What you need to do: Every line below is to be quoted exactly, with nothing added or dropped.

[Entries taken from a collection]
* begin *

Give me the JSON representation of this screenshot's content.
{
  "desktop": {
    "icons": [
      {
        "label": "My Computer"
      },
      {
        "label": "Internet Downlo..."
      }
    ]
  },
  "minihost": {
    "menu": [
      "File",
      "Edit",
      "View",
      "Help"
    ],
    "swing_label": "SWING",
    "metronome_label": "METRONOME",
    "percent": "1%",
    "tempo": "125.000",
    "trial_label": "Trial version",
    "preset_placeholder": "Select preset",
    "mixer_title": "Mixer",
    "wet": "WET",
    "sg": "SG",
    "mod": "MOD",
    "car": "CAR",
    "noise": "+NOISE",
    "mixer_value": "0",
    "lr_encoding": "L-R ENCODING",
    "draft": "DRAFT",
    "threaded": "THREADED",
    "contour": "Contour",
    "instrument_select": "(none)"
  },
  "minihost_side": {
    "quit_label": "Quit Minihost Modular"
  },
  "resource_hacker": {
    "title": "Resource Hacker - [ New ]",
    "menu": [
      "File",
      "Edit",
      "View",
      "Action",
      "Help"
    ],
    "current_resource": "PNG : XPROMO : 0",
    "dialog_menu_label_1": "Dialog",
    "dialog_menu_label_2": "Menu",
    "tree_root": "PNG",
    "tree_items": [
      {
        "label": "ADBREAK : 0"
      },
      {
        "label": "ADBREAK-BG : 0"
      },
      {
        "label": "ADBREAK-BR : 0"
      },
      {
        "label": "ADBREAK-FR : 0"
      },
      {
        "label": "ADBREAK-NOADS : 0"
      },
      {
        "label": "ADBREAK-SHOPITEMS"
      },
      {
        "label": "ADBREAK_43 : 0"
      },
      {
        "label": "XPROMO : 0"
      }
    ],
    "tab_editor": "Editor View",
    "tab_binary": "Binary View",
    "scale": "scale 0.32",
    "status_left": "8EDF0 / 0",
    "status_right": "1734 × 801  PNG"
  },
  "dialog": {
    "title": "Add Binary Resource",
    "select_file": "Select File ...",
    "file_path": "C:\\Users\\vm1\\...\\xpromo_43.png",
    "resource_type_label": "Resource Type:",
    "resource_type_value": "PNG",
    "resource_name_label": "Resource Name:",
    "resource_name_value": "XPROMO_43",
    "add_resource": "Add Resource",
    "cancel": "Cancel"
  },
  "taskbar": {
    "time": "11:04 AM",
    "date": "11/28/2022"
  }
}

* end *

Result of this task:
Give me the JSON representation of this screenshot's content.
{
  "desktop": {
    "icons": [
      {
        "label": "My Computer"
      },
      {
        "label": "Internet Downlo..."
      }
    ]
  },
  "minihost": {
    "menu": [
      "File",
      "Edit",
      "View",
      "Help"
    ],
    "swing_label": "SWING",
    "metronome_label": "METRONOME",
    "percent": "1%",
    "tempo": "125.000",
    "trial_label": "Trial version",
    "preset_placeholder": "Select preset",
    "mixer_title": "Mixer",
    "wet": "WET",
    "sg": "SG",
    "mod": "MOD",
    "car": "CAR",
    "noise": "+NOISE",
    "mixer_value": "0",
    "lr_encoding": "L-R ENCODING",
    "draft": "DRAFT",
    "threaded": "THREADED",
    "contour": "Contour",
    "instrument_select": "(none)"
  },
  "minihost_side": {
    "quit_label": "Quit Minihost Modular"
  },
  "resource_hacker": {
    "title": "Resource Hacker - [ New ]",
    "menu": [
      "File",
      "Edit",
      "View",
      "Action",
      "Help"
    ],
    "current_resource": "PNG : XPROMO : 0",
    "dialog_menu_label_1": "Dialog",
    "dialog_menu_label_2": "Menu",
    "tree_root": "PNG",
    "tree_items": [
      {
        "label": "ADBREAK : 0"
      },
      {
        "label": "ADBREAK-BG : 0"
      },
      {
        "label": "ADBREAK-BR : 0"
      },
      {
        "label": "ADBREAK-FR : 0"
      },
      {
        "label": "ADBREAK-NOADS : 0"
      },
      {
        "label": "ADBREAK-SHOPITEMS"
      },
      {
        "label": "ADBREAK_43 : 0"
      },
      {
        "label": "XPROMO : 0"
      }
    ],
    "tab_editor": "Editor View",
    "tab_binary": "Binary View",
    "scale": "scale 0.32",
    "status_left": "8EDF0 / 0",
    "status_right": "1734 × 801  PNG"
  },
  "dialog": {
    "title": "Add Binary Resource",
    "select_file": "Select File ...",
    "file_path": "C:\\Users\\vm1\\...\\xpromo_43.png",
    "resource_type_label": "Resource Type:",
    "resource_type_value": "PNG",
    "resource_name_label": "Resource Name:",
    "resource_name_value": "XPROMO_43",
    "add_resource": "Add Resource",
    "cancel": "Cancel"
  },
  "taskbar": {
    "time": "11:04 AM",
    "date": "11/28/2022"
  }
}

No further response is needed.